Rows =
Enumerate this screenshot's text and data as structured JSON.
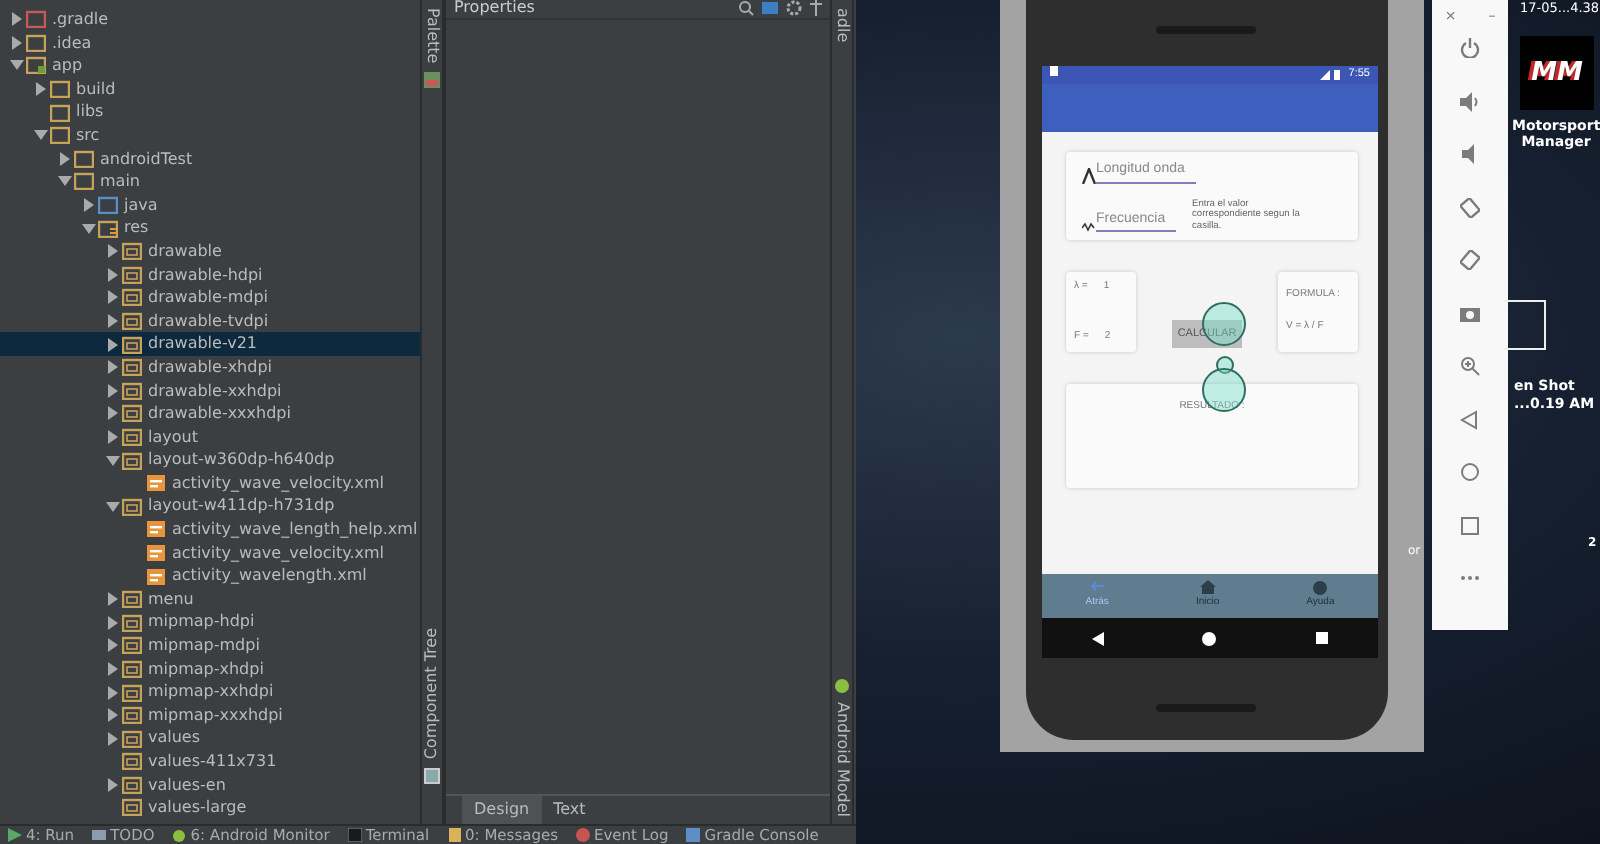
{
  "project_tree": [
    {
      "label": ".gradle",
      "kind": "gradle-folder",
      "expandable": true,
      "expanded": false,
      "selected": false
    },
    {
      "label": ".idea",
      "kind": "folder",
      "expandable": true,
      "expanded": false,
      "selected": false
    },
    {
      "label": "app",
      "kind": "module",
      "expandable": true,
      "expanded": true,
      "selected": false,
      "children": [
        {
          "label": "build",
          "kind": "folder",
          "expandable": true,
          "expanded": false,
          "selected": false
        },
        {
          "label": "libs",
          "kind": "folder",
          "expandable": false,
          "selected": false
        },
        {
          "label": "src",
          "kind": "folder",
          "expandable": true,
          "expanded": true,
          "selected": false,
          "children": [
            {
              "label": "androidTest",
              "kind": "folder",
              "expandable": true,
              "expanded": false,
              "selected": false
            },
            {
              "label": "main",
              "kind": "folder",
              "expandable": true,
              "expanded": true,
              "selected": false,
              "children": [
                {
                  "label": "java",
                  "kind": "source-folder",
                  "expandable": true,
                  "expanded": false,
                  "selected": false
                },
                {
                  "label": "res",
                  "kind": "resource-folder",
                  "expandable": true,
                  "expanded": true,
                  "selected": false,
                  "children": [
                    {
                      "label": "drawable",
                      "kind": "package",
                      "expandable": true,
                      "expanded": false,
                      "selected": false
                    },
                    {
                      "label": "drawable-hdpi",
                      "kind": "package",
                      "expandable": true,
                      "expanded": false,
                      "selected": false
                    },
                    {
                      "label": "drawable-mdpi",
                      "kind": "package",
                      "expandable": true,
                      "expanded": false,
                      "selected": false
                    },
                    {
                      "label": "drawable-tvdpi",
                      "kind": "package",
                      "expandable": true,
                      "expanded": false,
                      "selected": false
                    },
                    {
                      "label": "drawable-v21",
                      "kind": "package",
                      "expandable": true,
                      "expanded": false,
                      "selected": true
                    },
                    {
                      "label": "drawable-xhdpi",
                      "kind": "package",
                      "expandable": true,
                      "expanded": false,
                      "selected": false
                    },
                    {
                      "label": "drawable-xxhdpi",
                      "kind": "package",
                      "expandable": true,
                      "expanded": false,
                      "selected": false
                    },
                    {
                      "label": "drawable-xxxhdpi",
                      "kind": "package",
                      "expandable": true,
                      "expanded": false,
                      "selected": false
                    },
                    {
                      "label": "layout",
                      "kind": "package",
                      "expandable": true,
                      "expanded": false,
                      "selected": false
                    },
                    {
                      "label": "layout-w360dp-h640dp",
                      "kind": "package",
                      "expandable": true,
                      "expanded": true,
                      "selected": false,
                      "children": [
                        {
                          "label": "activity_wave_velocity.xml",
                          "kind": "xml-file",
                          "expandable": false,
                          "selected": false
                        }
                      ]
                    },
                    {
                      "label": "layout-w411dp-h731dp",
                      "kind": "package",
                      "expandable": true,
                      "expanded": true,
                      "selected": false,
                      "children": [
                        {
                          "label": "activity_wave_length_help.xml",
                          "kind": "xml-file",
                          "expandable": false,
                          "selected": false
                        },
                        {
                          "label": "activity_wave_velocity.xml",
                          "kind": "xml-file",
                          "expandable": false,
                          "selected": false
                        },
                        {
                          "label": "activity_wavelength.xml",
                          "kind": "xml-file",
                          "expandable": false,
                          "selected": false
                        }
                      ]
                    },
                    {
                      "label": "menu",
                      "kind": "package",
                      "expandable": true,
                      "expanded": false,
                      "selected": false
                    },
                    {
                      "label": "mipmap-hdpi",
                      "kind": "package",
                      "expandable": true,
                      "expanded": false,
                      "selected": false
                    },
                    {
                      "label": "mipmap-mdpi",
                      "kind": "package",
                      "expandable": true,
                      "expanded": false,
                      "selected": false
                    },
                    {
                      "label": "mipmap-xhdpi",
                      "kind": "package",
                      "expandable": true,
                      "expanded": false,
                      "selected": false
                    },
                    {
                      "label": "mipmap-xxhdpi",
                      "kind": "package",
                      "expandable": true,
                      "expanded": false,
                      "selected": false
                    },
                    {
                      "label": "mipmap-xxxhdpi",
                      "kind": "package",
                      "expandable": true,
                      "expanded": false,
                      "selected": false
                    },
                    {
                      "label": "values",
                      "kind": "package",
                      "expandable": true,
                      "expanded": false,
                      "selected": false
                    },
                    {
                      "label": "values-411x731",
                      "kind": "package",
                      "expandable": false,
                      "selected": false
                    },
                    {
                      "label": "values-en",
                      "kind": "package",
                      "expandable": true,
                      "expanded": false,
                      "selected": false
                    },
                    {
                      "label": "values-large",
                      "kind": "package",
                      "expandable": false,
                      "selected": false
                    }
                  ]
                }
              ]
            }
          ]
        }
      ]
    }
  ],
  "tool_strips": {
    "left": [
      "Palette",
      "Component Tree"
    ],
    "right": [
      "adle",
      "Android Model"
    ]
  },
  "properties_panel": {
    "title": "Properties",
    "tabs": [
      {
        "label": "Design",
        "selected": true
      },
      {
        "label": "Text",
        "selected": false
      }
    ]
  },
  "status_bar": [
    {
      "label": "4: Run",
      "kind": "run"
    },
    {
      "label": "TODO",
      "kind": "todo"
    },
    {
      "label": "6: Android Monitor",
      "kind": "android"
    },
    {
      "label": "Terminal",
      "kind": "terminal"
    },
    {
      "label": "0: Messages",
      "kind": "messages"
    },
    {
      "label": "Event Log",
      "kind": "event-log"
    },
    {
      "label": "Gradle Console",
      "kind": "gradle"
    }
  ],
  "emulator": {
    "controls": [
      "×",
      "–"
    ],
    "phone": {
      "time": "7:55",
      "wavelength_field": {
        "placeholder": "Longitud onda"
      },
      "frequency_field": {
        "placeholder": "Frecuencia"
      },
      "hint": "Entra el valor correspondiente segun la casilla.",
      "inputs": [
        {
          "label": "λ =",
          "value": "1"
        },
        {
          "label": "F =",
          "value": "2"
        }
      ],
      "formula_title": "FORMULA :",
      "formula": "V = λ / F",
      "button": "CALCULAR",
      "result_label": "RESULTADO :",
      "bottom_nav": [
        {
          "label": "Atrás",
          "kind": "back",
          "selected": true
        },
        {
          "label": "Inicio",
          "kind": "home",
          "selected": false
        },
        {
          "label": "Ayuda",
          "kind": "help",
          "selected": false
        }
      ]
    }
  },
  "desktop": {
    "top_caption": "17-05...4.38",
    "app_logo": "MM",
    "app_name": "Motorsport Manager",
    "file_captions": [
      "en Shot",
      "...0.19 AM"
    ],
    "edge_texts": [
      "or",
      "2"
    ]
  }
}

Task description =
Scan the data above and copy every line with "mdpi" in it.

Result of the task =
                      "label": "drawable-mdpi",
                      "label": "mipmap-mdpi",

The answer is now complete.